Requirement:
Copy, in full, each line of the material that holds the word "JSON".

^^^^^^^^^^^^^^^^

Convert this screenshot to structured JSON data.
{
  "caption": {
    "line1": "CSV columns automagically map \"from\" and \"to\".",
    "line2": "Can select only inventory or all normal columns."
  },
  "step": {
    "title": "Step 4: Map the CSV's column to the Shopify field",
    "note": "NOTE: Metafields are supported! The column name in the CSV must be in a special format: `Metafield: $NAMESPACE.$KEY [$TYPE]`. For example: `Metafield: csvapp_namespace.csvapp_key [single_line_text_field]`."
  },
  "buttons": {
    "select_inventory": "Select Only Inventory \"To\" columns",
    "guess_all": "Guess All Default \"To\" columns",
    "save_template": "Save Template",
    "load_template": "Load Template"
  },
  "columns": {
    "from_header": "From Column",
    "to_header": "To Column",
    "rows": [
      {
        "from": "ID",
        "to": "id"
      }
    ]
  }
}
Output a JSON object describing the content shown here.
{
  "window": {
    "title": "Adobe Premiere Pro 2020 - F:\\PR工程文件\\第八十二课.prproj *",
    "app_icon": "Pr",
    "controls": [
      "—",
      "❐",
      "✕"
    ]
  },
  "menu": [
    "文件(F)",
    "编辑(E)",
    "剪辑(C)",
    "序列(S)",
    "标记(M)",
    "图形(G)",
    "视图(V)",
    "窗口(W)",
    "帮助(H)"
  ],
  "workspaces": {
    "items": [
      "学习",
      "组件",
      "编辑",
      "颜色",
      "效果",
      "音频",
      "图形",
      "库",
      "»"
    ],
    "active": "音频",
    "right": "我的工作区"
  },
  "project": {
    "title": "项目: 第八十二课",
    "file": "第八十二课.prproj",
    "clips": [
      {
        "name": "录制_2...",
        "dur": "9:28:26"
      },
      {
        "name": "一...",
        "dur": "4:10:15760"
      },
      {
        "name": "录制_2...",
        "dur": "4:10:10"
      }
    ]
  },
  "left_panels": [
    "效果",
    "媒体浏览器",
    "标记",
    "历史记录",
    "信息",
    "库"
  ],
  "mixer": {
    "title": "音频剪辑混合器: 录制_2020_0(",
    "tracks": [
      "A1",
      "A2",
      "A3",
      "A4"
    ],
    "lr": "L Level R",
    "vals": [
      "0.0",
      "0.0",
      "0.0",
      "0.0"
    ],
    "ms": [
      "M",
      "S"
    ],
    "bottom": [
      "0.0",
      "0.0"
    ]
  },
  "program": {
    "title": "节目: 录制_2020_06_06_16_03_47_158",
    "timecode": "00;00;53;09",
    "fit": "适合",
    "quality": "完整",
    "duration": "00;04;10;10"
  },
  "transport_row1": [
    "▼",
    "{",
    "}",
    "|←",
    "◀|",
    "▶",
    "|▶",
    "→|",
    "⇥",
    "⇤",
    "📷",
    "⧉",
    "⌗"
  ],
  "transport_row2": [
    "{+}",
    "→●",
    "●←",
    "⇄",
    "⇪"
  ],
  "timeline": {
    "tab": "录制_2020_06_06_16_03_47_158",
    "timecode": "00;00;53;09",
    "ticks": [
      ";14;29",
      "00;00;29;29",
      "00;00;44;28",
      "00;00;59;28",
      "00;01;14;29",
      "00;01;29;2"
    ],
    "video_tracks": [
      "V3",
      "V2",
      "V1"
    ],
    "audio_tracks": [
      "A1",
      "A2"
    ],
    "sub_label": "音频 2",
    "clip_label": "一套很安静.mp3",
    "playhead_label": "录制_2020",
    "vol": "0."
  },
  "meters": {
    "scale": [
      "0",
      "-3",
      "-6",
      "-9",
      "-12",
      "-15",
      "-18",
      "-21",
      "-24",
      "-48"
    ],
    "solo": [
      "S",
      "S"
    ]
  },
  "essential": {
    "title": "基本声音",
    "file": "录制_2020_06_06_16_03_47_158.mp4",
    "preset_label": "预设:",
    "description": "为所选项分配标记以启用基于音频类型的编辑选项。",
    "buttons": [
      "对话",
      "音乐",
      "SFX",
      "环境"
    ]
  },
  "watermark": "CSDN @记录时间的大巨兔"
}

^^^^^^^^^^^^^^^^

Written answer:
Convert this screenshot to structured JSON data.
Output a JSON object describing the content shown here.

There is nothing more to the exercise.